------ Records shown ------

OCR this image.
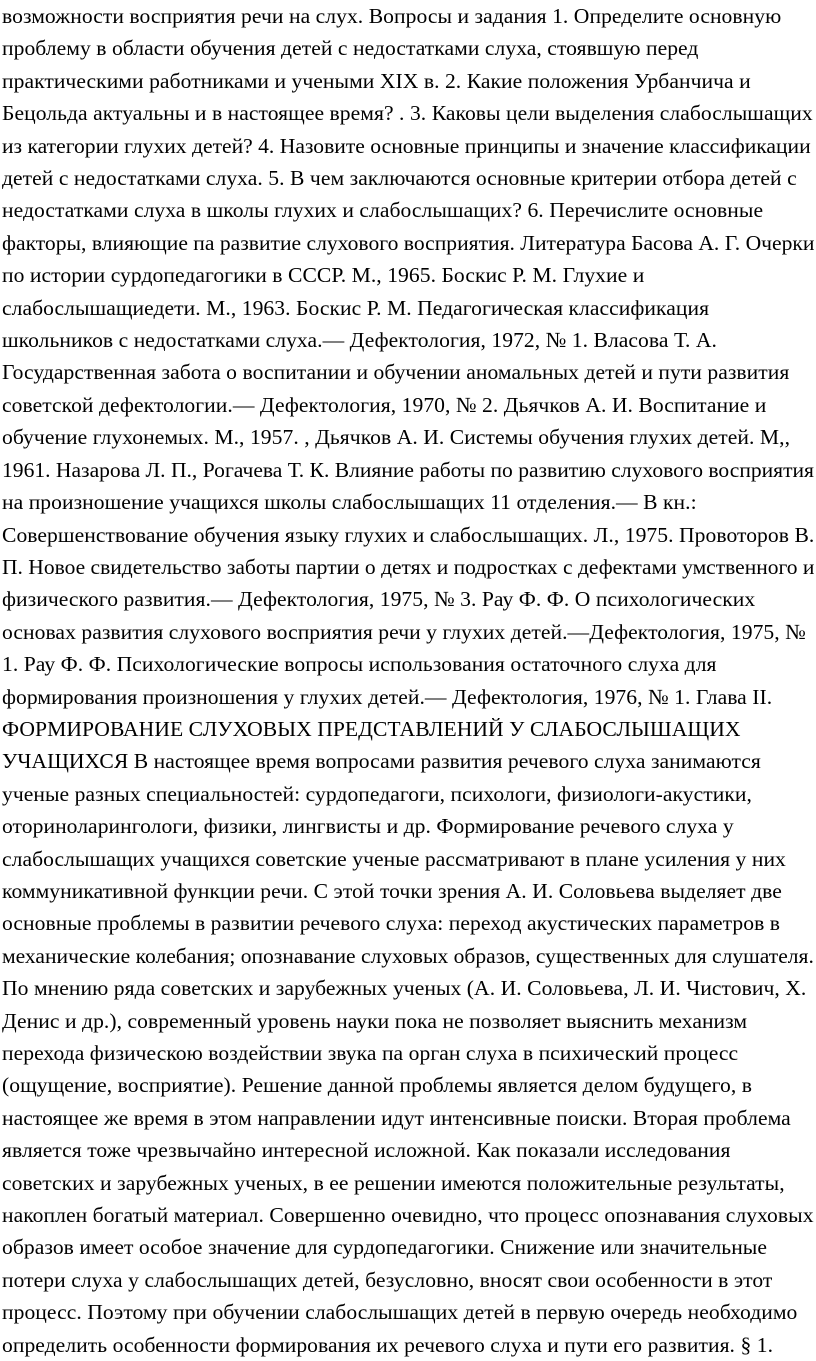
возможности восприятия речи на слух. Вопросы и задания 1. Определите основную
проблему в области обучения детей с недостатками слуха, стоявшую перед
практическими работниками и учеными XIX в. 2. Какие положения Урбанчича и
Бецольда актуальны и в настоящее время? . 3. Каковы цели выделения слабослышащих
из категории глухих детей? 4. Назовите основные принципы и значение классификации
детей с недостатками слуха. 5. В чем заключаются основные критерии отбора детей с
недостатками слуха в школы глухих и слабослышащих? 6. Перечислите основные
факторы, влияющие па развитие слухового восприятия. Литература Басова А. Г. Очерки
по истории сурдопедагогики в СССР. М., 1965. Боскис Р. М. Глухие и
слабослышащиедети. М., 1963. Боскис Р. М. Педагогическая классификация
школьников с недостатками слуха.— Дефектология, 1972, № 1. Власова Т. А.
Государственная забота о воспитании и обучении аномальных детей и пути развития
советской дефектологии.— Дефектология, 1970, № 2. Дьячков А. И. Воспитание и
обучение глухонемых. М., 1957. , Дьячков А. И. Системы обучения глухих детей. М,,
1961. Назарова Л. П., Рогачева Т. К. Влияние работы по развитию слухового восприятия
на произношение учащихся школы слабослышащих 11 отделения.— В кн.:
Совершенствование обучения языку глухих и слабослышащих. Л., 1975. Провоторов В.
П. Новое свидетельство заботы партии о детях и подростках с дефектами умственного и
физического развития.— Дефектология, 1975, № 3. Рау Ф. Ф. О психологических
основах развития слухового восприятия речи у глухих детей.—Дефектология, 1975, №
1. Рау Ф. Ф. Психологические вопросы использования остаточного слуха для
формирования произношения у глухих детей.— Дефектология, 1976, № 1. Глава II.
ФОРМИРОВАНИЕ СЛУХОВЫХ ПРЕДСТАВЛЕНИЙ У СЛАБОСЛЫШАЩИХ
УЧАЩИХСЯ В настоящее время вопросами развития речевого слуха занимаются
ученые разных специальностей: сурдопедагоги, психологи, физиологи-акустики,
оториноларингологи, физики, лингвисты и др. Формирование речевого слуха у
слабослышащих учащихся советские ученые рассматривают в плане усиления у них
коммуникативной функции речи. С этой точки зрения А. И. Соловьева выделяет две
основные проблемы в развитии речевого слуха: переход акустических параметров в
механические колебания; опознавание слуховых образов, существенных для слушателя.
По мнению ряда советских и зарубежных ученых (А. И. Соловьева, Л. И. Чистович, X.
Денис и др.), современный уровень науки пока не позволяет выяснить механизм
перехода физическою воздействии звука па орган слуха в психический процесс
(ощущение, восприятие). Решение данной проблемы является делом будущего, в
настоящее же время в этом направлении идут интенсивные поиски. Вторая проблема
является тоже чрезвычайно интересной исложной. Как показали исследования
советских и зарубежных ученых, в ее решении имеются положительные результаты,
накоплен богатый материал. Совершенно очевидно, что процесс опознавания слуховых
образов имеет особое значение для сурдопедагогики. Снижение или значительные
потери слуха у слабослышащих детей, безусловно, вносят свои особенности в этот
процесс. Поэтому при обучении слабослышащих детей в первую очередь необходимо
определить особенности формирования их речевого слуха и пути его развития. § 1.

------

■ The task: Without the pictures, return all the records precisely as they stand.

■ Full answer:
OCR this image.
возможности восприятия речи на слух. Вопросы и задания 1. Определите основную
проблему в области обучения детей с недостатками слуха, стоявшую перед
практическими работниками и учеными XIX в. 2. Какие положения Урбанчича и
Бецольда актуальны и в настоящее время? . 3. Каковы цели выделения слабослышащих
из категории глухих детей? 4. Назовите основные принципы и значение классификации
детей с недостатками слуха. 5. В чем заключаются основные критерии отбора детей с
недостатками слуха в школы глухих и слабослышащих? 6. Перечислите основные
факторы, влияющие па развитие слухового восприятия. Литература Басова А. Г. Очерки
по истории сурдопедагогики в СССР. М., 1965. Боскис Р. М. Глухие и
слабослышащиедети. М., 1963. Боскис Р. М. Педагогическая классификация
школьников с недостатками слуха.— Дефектология, 1972, № 1. Власова Т. А.
Государственная забота о воспитании и обучении аномальных детей и пути развития
советской дефектологии.— Дефектология, 1970, № 2. Дьячков А. И. Воспитание и
обучение глухонемых. М., 1957. , Дьячков А. И. Системы обучения глухих детей. М,,
1961. Назарова Л. П., Рогачева Т. К. Влияние работы по развитию слухового восприятия
на произношение учащихся школы слабослышащих 11 отделения.— В кн.:
Совершенствование обучения языку глухих и слабослышащих. Л., 1975. Провоторов В.
П. Новое свидетельство заботы партии о детях и подростках с дефектами умственного и
физического развития.— Дефектология, 1975, № 3. Рау Ф. Ф. О психологических
основах развития слухового восприятия речи у глухих детей.—Дефектология, 1975, №
1. Рау Ф. Ф. Психологические вопросы использования остаточного слуха для
формирования произношения у глухих детей.— Дефектология, 1976, № 1. Глава II.
ФОРМИРОВАНИЕ СЛУХОВЫХ ПРЕДСТАВЛЕНИЙ У СЛАБОСЛЫШАЩИХ
УЧАЩИХСЯ В настоящее время вопросами развития речевого слуха занимаются
ученые разных специальностей: сурдопедагоги, психологи, физиологи-акустики,
оториноларингологи, физики, лингвисты и др. Формирование речевого слуха у
слабослышащих учащихся советские ученые рассматривают в плане усиления у них
коммуникативной функции речи. С этой точки зрения А. И. Соловьева выделяет две
основные проблемы в развитии речевого слуха: переход акустических параметров в
механические колебания; опознавание слуховых образов, существенных для слушателя.
По мнению ряда советских и зарубежных ученых (А. И. Соловьева, Л. И. Чистович, X.
Денис и др.), современный уровень науки пока не позволяет выяснить механизм
перехода физическою воздействии звука па орган слуха в психический процесс
(ощущение, восприятие). Решение данной проблемы является делом будущего, в
настоящее же время в этом направлении идут интенсивные поиски. Вторая проблема
является тоже чрезвычайно интересной исложной. Как показали исследования
советских и зарубежных ученых, в ее решении имеются положительные результаты,
накоплен богатый материал. Совершенно очевидно, что процесс опознавания слуховых
образов имеет особое значение для сурдопедагогики. Снижение или значительные
потери слуха у слабослышащих детей, безусловно, вносят свои особенности в этот
процесс. Поэтому при обучении слабослышащих детей в первую очередь необходимо
определить особенности формирования их речевого слуха и пути его развития. § 1.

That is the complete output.